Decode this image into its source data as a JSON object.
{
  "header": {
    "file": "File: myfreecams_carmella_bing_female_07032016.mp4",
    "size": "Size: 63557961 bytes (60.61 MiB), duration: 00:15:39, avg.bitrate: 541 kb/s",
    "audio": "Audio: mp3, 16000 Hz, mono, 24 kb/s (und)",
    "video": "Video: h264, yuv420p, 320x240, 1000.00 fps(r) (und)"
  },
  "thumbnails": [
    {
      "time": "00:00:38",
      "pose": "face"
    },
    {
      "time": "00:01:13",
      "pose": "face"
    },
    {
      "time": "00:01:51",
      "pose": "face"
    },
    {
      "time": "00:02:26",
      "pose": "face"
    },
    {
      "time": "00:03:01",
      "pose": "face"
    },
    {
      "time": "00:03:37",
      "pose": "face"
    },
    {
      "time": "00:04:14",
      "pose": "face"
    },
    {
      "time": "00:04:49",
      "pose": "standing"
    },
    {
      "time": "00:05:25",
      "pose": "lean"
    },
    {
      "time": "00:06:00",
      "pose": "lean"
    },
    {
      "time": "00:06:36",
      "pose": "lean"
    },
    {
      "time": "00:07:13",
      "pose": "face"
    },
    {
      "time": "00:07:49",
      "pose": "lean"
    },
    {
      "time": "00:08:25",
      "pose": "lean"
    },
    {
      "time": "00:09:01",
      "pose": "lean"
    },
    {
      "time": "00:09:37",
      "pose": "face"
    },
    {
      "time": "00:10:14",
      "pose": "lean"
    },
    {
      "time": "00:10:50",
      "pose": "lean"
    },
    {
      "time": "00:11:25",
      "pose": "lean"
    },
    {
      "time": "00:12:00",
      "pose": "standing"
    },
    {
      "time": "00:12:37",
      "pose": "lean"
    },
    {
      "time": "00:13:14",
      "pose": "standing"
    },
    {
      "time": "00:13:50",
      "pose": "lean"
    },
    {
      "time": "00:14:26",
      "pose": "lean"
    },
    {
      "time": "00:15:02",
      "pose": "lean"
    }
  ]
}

**Given instruction:**
From the first line to the last, please quote the material above exactly.

**Exercise solution:**
Decode this image into its source data as a JSON object.
{
  "header": {
    "file": "File: myfreecams_carmella_bing_female_07032016.mp4",
    "size": "Size: 63557961 bytes (60.61 MiB), duration: 00:15:39, avg.bitrate: 541 kb/s",
    "audio": "Audio: mp3, 16000 Hz, mono, 24 kb/s (und)",
    "video": "Video: h264, yuv420p, 320x240, 1000.00 fps(r) (und)"
  },
  "thumbnails": [
    {
      "time": "00:00:38",
      "pose": "face"
    },
    {
      "time": "00:01:13",
      "pose": "face"
    },
    {
      "time": "00:01:51",
      "pose": "face"
    },
    {
      "time": "00:02:26",
      "pose": "face"
    },
    {
      "time": "00:03:01",
      "pose": "face"
    },
    {
      "time": "00:03:37",
      "pose": "face"
    },
    {
      "time": "00:04:14",
      "pose": "face"
    },
    {
      "time": "00:04:49",
      "pose": "standing"
    },
    {
      "time": "00:05:25",
      "pose": "lean"
    },
    {
      "time": "00:06:00",
      "pose": "lean"
    },
    {
      "time": "00:06:36",
      "pose": "lean"
    },
    {
      "time": "00:07:13",
      "pose": "face"
    },
    {
      "time": "00:07:49",
      "pose": "lean"
    },
    {
      "time": "00:08:25",
      "pose": "lean"
    },
    {
      "time": "00:09:01",
      "pose": "lean"
    },
    {
      "time": "00:09:37",
      "pose": "face"
    },
    {
      "time": "00:10:14",
      "pose": "lean"
    },
    {
      "time": "00:10:50",
      "pose": "lean"
    },
    {
      "time": "00:11:25",
      "pose": "lean"
    },
    {
      "time": "00:12:00",
      "pose": "standing"
    },
    {
      "time": "00:12:37",
      "pose": "lean"
    },
    {
      "time": "00:13:14",
      "pose": "standing"
    },
    {
      "time": "00:13:50",
      "pose": "lean"
    },
    {
      "time": "00:14:26",
      "pose": "lean"
    },
    {
      "time": "00:15:02",
      "pose": "lean"
    }
  ]
}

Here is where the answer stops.